What is asked
Pull each line holding the word "this" from the data.

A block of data
++++++++++

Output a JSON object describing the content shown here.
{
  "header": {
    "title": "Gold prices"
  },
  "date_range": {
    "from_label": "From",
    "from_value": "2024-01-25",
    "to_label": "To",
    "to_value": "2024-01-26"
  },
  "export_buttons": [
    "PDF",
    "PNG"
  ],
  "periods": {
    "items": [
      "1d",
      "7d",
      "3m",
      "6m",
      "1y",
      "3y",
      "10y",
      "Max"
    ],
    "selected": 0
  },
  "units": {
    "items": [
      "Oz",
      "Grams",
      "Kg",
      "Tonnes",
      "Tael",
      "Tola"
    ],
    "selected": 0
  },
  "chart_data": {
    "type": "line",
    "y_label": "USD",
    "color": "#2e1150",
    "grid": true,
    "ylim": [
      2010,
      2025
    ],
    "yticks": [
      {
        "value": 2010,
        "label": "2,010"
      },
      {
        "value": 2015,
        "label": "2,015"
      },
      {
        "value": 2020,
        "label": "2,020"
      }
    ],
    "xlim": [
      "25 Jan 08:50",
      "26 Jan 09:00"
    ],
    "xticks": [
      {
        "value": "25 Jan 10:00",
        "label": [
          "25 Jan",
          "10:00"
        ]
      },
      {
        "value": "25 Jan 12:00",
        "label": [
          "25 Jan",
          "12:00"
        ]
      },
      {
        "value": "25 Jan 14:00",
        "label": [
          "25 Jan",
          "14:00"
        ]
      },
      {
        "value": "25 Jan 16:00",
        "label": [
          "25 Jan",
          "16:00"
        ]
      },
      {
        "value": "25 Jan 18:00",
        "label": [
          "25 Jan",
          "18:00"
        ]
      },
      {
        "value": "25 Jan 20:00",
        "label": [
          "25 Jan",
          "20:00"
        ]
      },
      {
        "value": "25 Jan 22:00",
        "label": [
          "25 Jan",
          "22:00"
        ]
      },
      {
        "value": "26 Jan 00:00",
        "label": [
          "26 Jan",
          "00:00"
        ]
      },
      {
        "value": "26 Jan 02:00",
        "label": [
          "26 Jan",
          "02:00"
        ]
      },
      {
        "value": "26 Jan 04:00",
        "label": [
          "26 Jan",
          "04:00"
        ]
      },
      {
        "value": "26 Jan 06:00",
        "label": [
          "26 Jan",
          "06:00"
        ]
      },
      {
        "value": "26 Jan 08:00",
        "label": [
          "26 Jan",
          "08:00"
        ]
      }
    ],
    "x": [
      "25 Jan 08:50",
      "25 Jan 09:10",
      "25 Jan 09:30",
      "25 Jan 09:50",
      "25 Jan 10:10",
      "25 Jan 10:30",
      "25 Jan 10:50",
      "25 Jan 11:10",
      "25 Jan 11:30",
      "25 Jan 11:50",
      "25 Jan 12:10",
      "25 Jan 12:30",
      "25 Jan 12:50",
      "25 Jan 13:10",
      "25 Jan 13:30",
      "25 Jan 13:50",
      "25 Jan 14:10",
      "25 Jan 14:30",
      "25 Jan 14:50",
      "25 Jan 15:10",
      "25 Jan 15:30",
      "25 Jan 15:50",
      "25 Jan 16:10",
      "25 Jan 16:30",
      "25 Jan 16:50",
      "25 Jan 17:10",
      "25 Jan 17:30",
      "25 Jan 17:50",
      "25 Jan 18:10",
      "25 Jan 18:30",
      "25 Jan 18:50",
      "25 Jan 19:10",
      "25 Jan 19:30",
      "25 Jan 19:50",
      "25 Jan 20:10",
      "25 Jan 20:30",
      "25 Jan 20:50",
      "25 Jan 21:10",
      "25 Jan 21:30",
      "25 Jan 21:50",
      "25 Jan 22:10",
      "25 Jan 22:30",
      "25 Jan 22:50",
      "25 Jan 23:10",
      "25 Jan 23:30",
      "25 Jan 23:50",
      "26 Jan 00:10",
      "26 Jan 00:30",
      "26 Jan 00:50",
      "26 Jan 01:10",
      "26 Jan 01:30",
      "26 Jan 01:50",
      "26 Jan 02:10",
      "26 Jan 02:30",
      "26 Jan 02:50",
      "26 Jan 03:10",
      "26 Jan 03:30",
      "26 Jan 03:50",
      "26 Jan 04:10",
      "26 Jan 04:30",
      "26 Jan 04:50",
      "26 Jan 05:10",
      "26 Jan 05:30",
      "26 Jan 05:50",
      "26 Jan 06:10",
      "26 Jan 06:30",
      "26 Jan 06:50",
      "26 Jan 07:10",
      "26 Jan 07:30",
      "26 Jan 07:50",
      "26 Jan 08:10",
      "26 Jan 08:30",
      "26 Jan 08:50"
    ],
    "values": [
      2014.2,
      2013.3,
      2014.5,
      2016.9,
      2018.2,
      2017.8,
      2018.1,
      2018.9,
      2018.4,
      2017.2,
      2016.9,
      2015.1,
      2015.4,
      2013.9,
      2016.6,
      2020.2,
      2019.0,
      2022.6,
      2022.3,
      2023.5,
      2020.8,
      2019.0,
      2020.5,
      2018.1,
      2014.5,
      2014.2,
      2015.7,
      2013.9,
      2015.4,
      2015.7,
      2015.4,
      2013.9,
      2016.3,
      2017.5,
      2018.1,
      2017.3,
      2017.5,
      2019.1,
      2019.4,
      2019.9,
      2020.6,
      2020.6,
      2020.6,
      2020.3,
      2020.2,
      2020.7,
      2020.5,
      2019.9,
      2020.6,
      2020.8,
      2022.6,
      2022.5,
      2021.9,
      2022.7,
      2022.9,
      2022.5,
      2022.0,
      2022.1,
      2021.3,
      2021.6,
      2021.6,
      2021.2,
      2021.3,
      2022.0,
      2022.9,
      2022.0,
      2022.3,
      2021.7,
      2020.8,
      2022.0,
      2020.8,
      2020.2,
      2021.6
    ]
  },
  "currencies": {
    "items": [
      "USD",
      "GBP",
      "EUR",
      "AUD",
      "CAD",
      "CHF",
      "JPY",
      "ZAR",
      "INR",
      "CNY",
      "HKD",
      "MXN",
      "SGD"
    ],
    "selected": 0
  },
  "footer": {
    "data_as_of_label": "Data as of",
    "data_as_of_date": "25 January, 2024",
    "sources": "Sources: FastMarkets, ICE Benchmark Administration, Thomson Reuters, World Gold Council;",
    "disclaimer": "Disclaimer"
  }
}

++++++++++

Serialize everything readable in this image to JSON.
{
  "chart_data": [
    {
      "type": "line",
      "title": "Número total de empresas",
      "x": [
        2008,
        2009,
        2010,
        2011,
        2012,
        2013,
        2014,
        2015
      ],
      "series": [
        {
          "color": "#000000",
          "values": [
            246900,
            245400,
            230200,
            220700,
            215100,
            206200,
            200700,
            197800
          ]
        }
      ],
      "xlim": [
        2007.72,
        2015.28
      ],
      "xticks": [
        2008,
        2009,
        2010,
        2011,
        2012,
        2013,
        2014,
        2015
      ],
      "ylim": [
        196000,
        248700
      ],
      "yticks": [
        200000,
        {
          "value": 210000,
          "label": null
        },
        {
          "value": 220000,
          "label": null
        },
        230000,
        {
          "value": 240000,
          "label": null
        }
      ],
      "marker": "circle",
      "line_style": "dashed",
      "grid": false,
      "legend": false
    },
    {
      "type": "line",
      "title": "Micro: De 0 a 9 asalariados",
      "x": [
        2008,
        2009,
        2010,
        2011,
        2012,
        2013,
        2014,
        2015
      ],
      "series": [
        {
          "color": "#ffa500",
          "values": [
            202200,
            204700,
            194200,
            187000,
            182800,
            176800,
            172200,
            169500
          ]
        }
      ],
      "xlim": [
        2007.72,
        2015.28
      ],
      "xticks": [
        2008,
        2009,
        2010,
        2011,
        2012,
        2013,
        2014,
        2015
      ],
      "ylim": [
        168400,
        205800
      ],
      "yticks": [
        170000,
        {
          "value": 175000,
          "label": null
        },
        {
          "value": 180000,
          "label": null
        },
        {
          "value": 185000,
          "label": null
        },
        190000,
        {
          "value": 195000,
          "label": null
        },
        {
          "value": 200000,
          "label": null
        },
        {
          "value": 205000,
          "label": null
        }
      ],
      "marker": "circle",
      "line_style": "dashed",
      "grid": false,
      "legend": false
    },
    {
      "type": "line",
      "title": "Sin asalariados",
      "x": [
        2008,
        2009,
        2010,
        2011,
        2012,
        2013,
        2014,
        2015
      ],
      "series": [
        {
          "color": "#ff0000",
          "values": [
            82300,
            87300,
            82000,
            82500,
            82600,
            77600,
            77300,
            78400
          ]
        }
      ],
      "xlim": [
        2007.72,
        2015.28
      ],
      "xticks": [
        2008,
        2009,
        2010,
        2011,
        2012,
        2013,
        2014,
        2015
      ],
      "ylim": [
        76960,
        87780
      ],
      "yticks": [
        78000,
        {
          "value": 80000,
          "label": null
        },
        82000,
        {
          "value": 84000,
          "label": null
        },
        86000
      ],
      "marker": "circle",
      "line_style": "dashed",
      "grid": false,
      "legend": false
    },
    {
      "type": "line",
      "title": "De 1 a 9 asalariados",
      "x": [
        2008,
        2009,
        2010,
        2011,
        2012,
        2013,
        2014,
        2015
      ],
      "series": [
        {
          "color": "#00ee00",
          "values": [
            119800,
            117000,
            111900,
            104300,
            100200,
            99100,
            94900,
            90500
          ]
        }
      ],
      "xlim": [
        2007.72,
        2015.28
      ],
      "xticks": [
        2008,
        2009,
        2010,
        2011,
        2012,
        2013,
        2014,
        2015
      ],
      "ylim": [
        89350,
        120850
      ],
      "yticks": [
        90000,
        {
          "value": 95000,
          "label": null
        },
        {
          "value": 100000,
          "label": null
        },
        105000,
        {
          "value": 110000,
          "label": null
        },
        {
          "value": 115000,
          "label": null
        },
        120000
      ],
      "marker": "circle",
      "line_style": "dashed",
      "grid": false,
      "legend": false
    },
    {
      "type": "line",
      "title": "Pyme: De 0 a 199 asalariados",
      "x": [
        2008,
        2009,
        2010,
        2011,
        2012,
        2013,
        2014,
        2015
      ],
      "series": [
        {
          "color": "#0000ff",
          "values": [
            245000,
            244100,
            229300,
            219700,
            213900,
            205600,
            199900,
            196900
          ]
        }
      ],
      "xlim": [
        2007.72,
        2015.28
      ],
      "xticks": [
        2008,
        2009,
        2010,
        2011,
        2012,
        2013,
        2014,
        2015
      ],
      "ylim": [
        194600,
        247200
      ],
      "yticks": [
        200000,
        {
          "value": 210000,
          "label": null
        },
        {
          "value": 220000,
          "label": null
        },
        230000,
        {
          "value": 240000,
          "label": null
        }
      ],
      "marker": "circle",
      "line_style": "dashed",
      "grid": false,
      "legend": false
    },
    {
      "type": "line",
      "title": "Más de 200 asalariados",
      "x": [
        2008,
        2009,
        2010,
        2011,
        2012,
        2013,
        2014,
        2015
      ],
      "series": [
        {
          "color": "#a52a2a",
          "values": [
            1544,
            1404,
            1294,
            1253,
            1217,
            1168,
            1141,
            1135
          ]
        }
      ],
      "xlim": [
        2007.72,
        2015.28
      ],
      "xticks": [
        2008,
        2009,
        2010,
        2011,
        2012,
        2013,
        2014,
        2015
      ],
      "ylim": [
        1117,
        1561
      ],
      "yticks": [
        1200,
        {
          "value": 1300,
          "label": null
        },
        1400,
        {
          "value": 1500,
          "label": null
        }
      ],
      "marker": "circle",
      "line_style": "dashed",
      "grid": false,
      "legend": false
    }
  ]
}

++++++++++

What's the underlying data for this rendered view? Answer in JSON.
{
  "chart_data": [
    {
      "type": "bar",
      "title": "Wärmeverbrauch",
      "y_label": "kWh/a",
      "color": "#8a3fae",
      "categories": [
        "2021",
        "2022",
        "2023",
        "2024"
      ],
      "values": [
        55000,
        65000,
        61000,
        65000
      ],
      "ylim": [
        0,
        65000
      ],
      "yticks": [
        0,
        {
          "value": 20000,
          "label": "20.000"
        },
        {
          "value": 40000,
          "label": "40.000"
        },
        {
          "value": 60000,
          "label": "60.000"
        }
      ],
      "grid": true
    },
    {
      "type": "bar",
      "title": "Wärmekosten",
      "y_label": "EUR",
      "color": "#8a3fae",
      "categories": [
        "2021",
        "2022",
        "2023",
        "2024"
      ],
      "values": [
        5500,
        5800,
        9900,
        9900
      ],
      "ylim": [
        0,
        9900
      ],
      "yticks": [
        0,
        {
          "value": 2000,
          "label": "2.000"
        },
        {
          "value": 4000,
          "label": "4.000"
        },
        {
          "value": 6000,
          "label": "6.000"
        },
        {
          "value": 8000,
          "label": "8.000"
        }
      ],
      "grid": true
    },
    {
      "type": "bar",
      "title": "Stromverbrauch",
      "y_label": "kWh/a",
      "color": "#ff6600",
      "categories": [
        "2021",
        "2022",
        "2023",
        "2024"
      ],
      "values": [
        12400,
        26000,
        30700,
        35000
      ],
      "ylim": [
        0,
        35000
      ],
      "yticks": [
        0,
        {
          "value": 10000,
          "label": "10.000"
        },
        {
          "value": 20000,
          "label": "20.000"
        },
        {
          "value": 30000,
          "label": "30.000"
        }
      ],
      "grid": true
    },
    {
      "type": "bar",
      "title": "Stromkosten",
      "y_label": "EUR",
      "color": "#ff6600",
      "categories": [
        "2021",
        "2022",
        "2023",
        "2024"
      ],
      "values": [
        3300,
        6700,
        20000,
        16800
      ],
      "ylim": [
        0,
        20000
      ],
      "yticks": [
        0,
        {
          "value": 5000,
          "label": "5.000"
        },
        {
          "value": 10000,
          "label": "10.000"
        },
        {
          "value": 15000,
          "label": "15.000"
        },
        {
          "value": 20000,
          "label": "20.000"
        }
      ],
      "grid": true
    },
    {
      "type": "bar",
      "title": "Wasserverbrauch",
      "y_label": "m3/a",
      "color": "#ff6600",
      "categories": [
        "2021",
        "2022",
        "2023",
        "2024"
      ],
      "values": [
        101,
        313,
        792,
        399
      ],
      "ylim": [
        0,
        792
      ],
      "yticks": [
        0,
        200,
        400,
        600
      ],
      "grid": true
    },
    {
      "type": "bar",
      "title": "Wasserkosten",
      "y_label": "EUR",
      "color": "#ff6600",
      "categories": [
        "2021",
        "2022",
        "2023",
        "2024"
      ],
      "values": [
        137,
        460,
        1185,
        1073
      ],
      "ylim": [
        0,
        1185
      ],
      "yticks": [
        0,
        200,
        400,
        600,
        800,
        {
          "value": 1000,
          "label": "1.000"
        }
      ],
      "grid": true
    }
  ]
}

++++++++++

Correct answer
Serialize everything readable in this image to JSON.
What's the underlying data for this rendered view? Answer in JSON.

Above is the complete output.